• Written request:
Give back the full listing verbatim, apart from its images.

>> begin

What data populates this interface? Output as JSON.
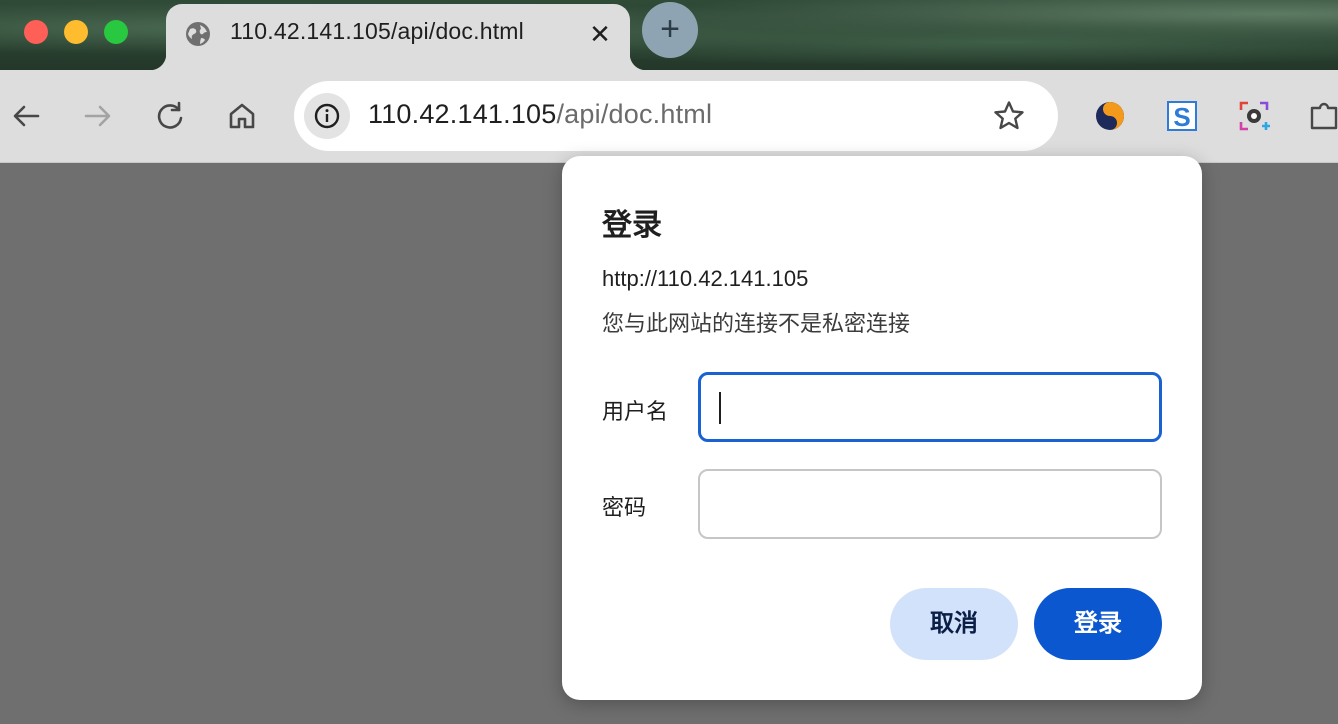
{
  "browser": {
    "tab": {
      "title": "110.42.141.105/api/doc.html",
      "close_glyph": "✕",
      "favicon": "globe-icon"
    },
    "new_tab_glyph": "+",
    "omnibox": {
      "url_host": "110.42.141.105",
      "url_path": "/api/doc.html",
      "site_info_icon": "info-icon",
      "bookmark_icon": "star-icon"
    },
    "nav_icons": [
      "back-arrow-icon",
      "forward-arrow-icon",
      "reload-icon",
      "home-icon"
    ],
    "extensions": [
      "extension-swirl-icon",
      "extension-s-icon",
      "extension-camera-icon",
      "extension-puzzle-icon"
    ]
  },
  "dialog": {
    "title": "登录",
    "origin": "http://110.42.141.105",
    "warning": "您与此网站的连接不是私密连接",
    "username_label": "用户名",
    "username_value": "",
    "password_label": "密码",
    "password_value": "",
    "cancel_label": "取消",
    "login_label": "登录"
  },
  "colors": {
    "primary_button": "#0b57d0",
    "secondary_button": "#d3e2fb",
    "focus_border": "#1a62d1",
    "page_overlay": "#6f6f6f"
  }
}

>> end

• Response to the exercise:
What data populates this interface? Output as JSON.
{
  "browser": {
    "tab": {
      "title": "110.42.141.105/api/doc.html",
      "close_glyph": "✕",
      "favicon": "globe-icon"
    },
    "new_tab_glyph": "+",
    "omnibox": {
      "url_host": "110.42.141.105",
      "url_path": "/api/doc.html",
      "site_info_icon": "info-icon",
      "bookmark_icon": "star-icon"
    },
    "nav_icons": [
      "back-arrow-icon",
      "forward-arrow-icon",
      "reload-icon",
      "home-icon"
    ],
    "extensions": [
      "extension-swirl-icon",
      "extension-s-icon",
      "extension-camera-icon",
      "extension-puzzle-icon"
    ]
  },
  "dialog": {
    "title": "登录",
    "origin": "http://110.42.141.105",
    "warning": "您与此网站的连接不是私密连接",
    "username_label": "用户名",
    "username_value": "",
    "password_label": "密码",
    "password_value": "",
    "cancel_label": "取消",
    "login_label": "登录"
  },
  "colors": {
    "primary_button": "#0b57d0",
    "secondary_button": "#d3e2fb",
    "focus_border": "#1a62d1",
    "page_overlay": "#6f6f6f"
  }
}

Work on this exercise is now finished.